→ **Your task**: Render the listing from its first line through the line containing "- brand-logo: Ontrack: [667, 8, 743, 31]", inclusive, as a Markdown table with columns Row and Entry. Number each line in Row and skip any blank lines.

+ + + + + + +

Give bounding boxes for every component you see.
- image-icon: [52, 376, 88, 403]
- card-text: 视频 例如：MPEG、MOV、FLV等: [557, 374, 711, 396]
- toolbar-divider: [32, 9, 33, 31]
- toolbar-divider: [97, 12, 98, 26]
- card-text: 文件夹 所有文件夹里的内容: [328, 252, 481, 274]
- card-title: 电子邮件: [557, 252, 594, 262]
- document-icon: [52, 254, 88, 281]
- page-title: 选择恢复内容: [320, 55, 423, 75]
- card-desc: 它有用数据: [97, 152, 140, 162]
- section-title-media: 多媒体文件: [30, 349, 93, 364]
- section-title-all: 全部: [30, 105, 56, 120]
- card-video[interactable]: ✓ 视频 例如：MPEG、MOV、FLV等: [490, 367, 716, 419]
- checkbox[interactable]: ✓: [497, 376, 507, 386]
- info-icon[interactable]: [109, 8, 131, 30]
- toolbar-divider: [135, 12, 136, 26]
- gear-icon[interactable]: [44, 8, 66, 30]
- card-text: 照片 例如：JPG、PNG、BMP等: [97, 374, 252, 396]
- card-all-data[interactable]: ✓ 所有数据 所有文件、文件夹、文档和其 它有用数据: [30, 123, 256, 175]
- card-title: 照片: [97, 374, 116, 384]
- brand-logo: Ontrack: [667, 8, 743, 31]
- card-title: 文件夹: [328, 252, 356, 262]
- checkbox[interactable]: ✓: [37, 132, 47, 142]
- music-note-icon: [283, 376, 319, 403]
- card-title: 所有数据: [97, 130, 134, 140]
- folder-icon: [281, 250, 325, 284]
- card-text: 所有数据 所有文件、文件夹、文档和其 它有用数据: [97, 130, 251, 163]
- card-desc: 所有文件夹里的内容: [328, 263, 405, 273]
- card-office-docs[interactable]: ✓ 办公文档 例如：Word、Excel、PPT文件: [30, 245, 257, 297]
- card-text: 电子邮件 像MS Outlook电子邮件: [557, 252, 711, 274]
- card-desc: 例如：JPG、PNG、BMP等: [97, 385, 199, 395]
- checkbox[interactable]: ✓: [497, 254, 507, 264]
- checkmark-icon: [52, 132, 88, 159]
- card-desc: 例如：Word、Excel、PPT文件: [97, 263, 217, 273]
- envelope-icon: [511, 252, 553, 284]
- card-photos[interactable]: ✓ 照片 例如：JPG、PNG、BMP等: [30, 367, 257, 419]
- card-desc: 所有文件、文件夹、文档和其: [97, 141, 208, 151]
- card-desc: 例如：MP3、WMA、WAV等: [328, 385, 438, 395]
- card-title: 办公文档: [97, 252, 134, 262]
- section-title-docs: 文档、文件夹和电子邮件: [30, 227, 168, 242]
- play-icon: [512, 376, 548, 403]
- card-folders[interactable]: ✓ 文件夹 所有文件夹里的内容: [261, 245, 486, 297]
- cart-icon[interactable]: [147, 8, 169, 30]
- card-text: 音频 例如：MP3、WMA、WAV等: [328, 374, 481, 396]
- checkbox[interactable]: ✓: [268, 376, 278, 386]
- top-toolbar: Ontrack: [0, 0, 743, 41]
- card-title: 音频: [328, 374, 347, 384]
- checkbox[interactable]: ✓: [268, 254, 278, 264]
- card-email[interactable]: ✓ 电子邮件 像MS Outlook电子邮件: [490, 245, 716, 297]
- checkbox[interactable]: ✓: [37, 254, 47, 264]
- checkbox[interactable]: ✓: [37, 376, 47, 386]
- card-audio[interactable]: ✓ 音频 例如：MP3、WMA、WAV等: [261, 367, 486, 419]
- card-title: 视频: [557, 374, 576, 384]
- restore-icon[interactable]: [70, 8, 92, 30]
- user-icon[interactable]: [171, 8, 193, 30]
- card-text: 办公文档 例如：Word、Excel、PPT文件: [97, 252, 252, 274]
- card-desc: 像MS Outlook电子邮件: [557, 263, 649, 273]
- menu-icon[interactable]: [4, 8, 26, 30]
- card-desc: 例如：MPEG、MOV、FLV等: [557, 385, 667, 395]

+ + + + + + +

→ **Reply**:
| Row | Entry |
|---|---|
| 1 | Give bounding boxes for every component you see. |
| 2 | - image-icon: [52, 376, 88, 403] |
| 3 | - card-text: 视频 例如：MPEG、MOV、FLV等: [557, 374, 711, 396] |
| 4 | - toolbar-divider: [32, 9, 33, 31] |
| 5 | - toolbar-divider: [97, 12, 98, 26] |
| 6 | - card-text: 文件夹 所有文件夹里的内容: [328, 252, 481, 274] |
| 7 | - card-title: 电子邮件: [557, 252, 594, 262] |
| 8 | - document-icon: [52, 254, 88, 281] |
| 9 | - page-title: 选择恢复内容: [320, 55, 423, 75] |
| 10 | - card-desc: 它有用数据: [97, 152, 140, 162] |
| 11 | - section-title-media: 多媒体文件: [30, 349, 93, 364] |
| 12 | - section-title-all: 全部: [30, 105, 56, 120] |
| 13 | - card-video[interactable]: ✓ 视频 例如：MPEG、MOV、FLV等: [490, 367, 716, 419] |
| 14 | - checkbox[interactable]: ✓: [497, 376, 507, 386] |
| 15 | - info-icon[interactable]: [109, 8, 131, 30] |
| 16 | - toolbar-divider: [135, 12, 136, 26] |
| 17 | - gear-icon[interactable]: [44, 8, 66, 30] |
| 18 | - card-text: 照片 例如：JPG、PNG、BMP等: [97, 374, 252, 396] |
| 19 | - card-all-data[interactable]: ✓ 所有数据 所有文件、文件夹、文档和其 它有用数据: [30, 123, 256, 175] |
| 20 | - card-title: 照片: [97, 374, 116, 384] |
| 21 | - brand-logo: Ontrack: [667, 8, 743, 31] |